> WORK REQUIRED
Copy the records line for line, without changing anything.
++++ SOURCE RECORDS
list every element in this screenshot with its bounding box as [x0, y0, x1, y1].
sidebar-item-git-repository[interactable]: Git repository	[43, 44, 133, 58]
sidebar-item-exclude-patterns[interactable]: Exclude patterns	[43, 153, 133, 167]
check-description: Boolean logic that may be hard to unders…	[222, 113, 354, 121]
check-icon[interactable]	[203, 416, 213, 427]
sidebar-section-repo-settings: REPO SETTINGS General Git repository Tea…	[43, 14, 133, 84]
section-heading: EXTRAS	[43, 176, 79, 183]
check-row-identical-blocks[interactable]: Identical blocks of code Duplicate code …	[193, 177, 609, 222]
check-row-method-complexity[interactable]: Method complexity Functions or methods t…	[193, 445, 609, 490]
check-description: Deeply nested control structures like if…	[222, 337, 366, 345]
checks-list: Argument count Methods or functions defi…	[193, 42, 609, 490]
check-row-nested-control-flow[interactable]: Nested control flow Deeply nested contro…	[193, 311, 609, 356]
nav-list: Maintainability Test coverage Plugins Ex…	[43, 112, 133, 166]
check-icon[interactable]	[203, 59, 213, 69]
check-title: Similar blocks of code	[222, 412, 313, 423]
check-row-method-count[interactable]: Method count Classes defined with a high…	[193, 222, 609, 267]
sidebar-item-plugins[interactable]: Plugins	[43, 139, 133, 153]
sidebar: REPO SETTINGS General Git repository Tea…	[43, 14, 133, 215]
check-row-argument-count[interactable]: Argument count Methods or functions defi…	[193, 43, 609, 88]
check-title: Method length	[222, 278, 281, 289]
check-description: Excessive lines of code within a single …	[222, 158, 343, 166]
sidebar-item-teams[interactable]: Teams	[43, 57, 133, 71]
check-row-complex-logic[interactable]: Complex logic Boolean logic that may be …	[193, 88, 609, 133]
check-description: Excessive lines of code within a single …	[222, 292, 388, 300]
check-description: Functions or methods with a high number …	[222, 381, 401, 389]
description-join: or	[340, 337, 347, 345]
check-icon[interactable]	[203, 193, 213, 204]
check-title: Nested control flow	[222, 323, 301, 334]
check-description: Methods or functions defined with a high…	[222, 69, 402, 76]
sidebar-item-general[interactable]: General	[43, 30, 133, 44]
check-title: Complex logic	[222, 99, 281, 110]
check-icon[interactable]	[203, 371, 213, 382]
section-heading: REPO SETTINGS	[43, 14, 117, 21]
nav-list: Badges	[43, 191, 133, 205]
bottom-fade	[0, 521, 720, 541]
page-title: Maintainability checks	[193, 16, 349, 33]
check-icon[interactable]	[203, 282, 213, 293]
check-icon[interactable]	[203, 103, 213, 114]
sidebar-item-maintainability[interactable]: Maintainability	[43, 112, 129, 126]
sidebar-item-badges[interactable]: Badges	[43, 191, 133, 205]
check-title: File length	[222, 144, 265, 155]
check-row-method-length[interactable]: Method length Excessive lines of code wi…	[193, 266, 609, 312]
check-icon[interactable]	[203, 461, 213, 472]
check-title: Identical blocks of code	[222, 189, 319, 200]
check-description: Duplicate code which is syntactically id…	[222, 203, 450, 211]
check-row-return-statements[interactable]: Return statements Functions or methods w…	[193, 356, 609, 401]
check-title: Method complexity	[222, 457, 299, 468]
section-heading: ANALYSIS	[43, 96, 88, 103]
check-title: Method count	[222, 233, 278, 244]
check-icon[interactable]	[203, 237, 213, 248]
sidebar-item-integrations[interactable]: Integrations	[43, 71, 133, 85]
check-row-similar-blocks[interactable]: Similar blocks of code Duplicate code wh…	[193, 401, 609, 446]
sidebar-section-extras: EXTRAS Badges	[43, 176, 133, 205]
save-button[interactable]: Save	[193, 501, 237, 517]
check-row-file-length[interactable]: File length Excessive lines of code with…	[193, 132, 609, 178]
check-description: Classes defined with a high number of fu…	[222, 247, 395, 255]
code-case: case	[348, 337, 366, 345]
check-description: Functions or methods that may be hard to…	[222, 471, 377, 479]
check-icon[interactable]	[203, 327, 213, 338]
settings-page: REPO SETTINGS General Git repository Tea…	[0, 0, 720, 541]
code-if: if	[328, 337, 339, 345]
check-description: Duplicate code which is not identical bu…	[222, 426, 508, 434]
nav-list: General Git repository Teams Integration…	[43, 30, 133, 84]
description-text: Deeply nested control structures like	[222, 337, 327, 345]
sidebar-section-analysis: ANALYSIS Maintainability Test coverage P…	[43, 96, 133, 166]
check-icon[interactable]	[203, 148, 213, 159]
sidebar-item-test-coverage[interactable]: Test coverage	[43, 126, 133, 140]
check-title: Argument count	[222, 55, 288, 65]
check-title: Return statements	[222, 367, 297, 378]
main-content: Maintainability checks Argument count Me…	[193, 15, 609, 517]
++++++++
> WRITTEN RESPONSE
list every element in this screenshot with its bounding box as [x0, y0, x1, y1].
sidebar-item-git-repository[interactable]: Git repository	[43, 44, 133, 58]
sidebar-item-exclude-patterns[interactable]: Exclude patterns	[43, 153, 133, 167]
check-description: Boolean logic that may be hard to unders…	[222, 113, 354, 121]
check-icon[interactable]	[203, 416, 213, 427]
sidebar-section-repo-settings: REPO SETTINGS General Git repository Tea…	[43, 14, 133, 84]
section-heading: EXTRAS	[43, 176, 79, 183]
check-row-identical-blocks[interactable]: Identical blocks of code Duplicate code …	[193, 177, 609, 222]
check-row-method-complexity[interactable]: Method complexity Functions or methods t…	[193, 445, 609, 490]
check-description: Deeply nested control structures like if…	[222, 337, 366, 345]
checks-list: Argument count Methods or functions defi…	[193, 42, 609, 490]
check-row-nested-control-flow[interactable]: Nested control flow Deeply nested contro…	[193, 311, 609, 356]
nav-list: Maintainability Test coverage Plugins Ex…	[43, 112, 133, 166]
check-icon[interactable]	[203, 59, 213, 69]
check-title: Similar blocks of code	[222, 412, 313, 423]
check-row-method-count[interactable]: Method count Classes defined with a high…	[193, 222, 609, 267]
sidebar-item-plugins[interactable]: Plugins	[43, 139, 133, 153]
sidebar: REPO SETTINGS General Git repository Tea…	[43, 14, 133, 215]
check-row-argument-count[interactable]: Argument count Methods or functions defi…	[193, 43, 609, 88]
check-title: Method length	[222, 278, 281, 289]
check-description: Excessive lines of code within a single …	[222, 158, 343, 166]
sidebar-item-teams[interactable]: Teams	[43, 57, 133, 71]
check-row-complex-logic[interactable]: Complex logic Boolean logic that may be …	[193, 88, 609, 133]
check-description: Excessive lines of code within a single …	[222, 292, 388, 300]
check-description: Functions or methods with a high number …	[222, 381, 401, 389]
description-join: or	[340, 337, 347, 345]
check-icon[interactable]	[203, 193, 213, 204]
check-title: Nested control flow	[222, 323, 301, 334]
check-description: Methods or functions defined with a high…	[222, 69, 402, 76]
sidebar-item-general[interactable]: General	[43, 30, 133, 44]
check-title: Complex logic	[222, 99, 281, 110]
check-icon[interactable]	[203, 371, 213, 382]
section-heading: REPO SETTINGS	[43, 14, 117, 21]
nav-list: Badges	[43, 191, 133, 205]
bottom-fade	[0, 521, 720, 541]
page-title: Maintainability checks	[193, 16, 349, 33]
check-icon[interactable]	[203, 282, 213, 293]
check-icon[interactable]	[203, 103, 213, 114]
sidebar-item-maintainability[interactable]: Maintainability	[43, 112, 129, 126]
sidebar-item-badges[interactable]: Badges	[43, 191, 133, 205]
check-title: File length	[222, 144, 265, 155]
check-row-method-length[interactable]: Method length Excessive lines of code wi…	[193, 266, 609, 312]
check-icon[interactable]	[203, 461, 213, 472]
check-title: Identical blocks of code	[222, 189, 319, 200]
check-description: Duplicate code which is syntactically id…	[222, 203, 450, 211]
check-row-return-statements[interactable]: Return statements Functions or methods w…	[193, 356, 609, 401]
check-title: Method complexity	[222, 457, 299, 468]
section-heading: ANALYSIS	[43, 96, 88, 103]
check-title: Method count	[222, 233, 278, 244]
check-icon[interactable]	[203, 237, 213, 248]
sidebar-item-integrations[interactable]: Integrations	[43, 71, 133, 85]
check-row-similar-blocks[interactable]: Similar blocks of code Duplicate code wh…	[193, 401, 609, 446]
sidebar-section-extras: EXTRAS Badges	[43, 176, 133, 205]
save-button[interactable]: Save	[193, 501, 237, 517]
check-row-file-length[interactable]: File length Excessive lines of code with…	[193, 132, 609, 178]
check-description: Classes defined with a high number of fu…	[222, 247, 395, 255]
code-case: case	[348, 337, 366, 345]
check-description: Functions or methods that may be hard to…	[222, 471, 377, 479]
check-icon[interactable]	[203, 327, 213, 338]
settings-page: REPO SETTINGS General Git repository Tea…	[0, 0, 720, 541]
code-if: if	[328, 337, 339, 345]
check-description: Duplicate code which is not identical bu…	[222, 426, 508, 434]
nav-list: General Git repository Teams Integration…	[43, 30, 133, 84]
description-text: Deeply nested control structures like	[222, 337, 327, 345]
sidebar-section-analysis: ANALYSIS Maintainability Test coverage P…	[43, 96, 133, 166]
check-icon[interactable]	[203, 148, 213, 159]
sidebar-item-test-coverage[interactable]: Test coverage	[43, 126, 133, 140]
check-title: Argument count	[222, 55, 288, 65]
check-title: Return statements	[222, 367, 297, 378]
main-content: Maintainability checks Argument count Me…	[193, 15, 609, 517]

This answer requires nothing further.